## [Text for analysis]
Lyme disease is a tricky bacterial infection. While it can be treated using antibiotics, many people who contract it go on to develop symptoms long after treatment. This is referred to as post-treatment Lyme disease syndrome (PTLDS). This chronic version of Lyme can affect up to 20% of individuals who get the disease. For those who develop PTLDS, chronic symptoms include pain, fatigue, and cognitive impairment.

Many other health disorders present similarly to chronic Lyme disease. The symptoms are often so similar that Lyme disease has earned the nickname “the great imitator.” New research has begun to shed light on how Lyme disease affects the body, with some finding that there may be more of a connection between Lyme disease and other chronic diseases than once thought. One of those diseases is fibromyalgia. But what is fibromyalgia, exactly? And how is it connected to Lyme disease?

What is fibromyalgia?

Fibromyalgia is, first and foremost, a chronic pain disorder. The pain that occurs in people with the condition is generally whole-body or widespread pain. Roughly 2% of the American adult population struggles with fibromyalgia daily.

While research is yet to pin down an exact cause of the condition, how it develops has to do with changes in brain chemicals. When levels of brain chemicals become abnormal, they negatively affect how the central nervous system carries pain signals throughout the body. It’s thought that the pain signaling is askew, causing pain to develop where it shouldn’t.

Even though the cause of fibromyalgia is not yet known, some risk factors are associated with the disease’s development. Age is a risk factor, and other associated conditions, such as rheumatoid arthritis or lupus, are also connected to the onset of fibromyalgia.

Image by Marino Linic on Unsplash: Can Lyme cause fibromyalgia?

Lyme disease vs. fibromyalgia symptoms

The symptoms of fibromyalgia vary, but always include chronic pain. People with the condition may also experience stiffness that affects the entire body; issues with cognitive functions such as memory, thinking, and concentration; and headaches.

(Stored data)

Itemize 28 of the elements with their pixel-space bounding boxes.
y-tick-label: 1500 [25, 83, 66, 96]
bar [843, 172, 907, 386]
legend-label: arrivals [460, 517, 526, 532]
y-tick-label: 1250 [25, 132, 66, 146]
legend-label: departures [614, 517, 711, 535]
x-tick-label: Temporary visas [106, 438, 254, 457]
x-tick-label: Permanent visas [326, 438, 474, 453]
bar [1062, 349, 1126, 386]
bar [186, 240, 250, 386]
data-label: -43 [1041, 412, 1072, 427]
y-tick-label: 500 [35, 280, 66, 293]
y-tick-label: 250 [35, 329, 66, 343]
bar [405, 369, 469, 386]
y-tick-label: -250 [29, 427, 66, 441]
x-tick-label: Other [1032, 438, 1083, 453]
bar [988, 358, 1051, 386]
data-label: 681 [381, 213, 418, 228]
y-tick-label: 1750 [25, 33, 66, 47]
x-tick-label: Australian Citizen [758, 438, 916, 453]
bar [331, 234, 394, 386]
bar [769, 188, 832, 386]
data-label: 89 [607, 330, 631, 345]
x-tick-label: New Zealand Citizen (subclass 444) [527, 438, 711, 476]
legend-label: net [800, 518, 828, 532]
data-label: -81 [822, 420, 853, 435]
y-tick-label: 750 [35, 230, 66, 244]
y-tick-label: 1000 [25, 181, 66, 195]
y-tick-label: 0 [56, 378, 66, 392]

## [Work item]
Rewrite the stretch of the Lyme disease text from "While research is" through "Lyme cause fibromyalgia?", putting "neurotransmitters" in place of "brain chemicals". Use only the Lyme disease text and ignore the material.

## [Result below]
While research is yet to pin down an exact cause of the condition, how it develops has to do with changes in neurotransmitters. When levels of neurotransmitters become abnormal, they negatively affect how the central nervous system carries pain signals throughout the body. It’s thought that the pain signaling is askew, causing pain to develop where it shouldn’t.

Even though the cause of fibromyalgia is not yet known, some risk factors are associated with the disease’s development. Age is a risk factor, and other associated conditions, such as rheumatoid arthritis or lupus, are also connected to the onset of fibromyalgia.

Image by Marino Linic on Unsplash: Can Lyme cause fibromyalgia?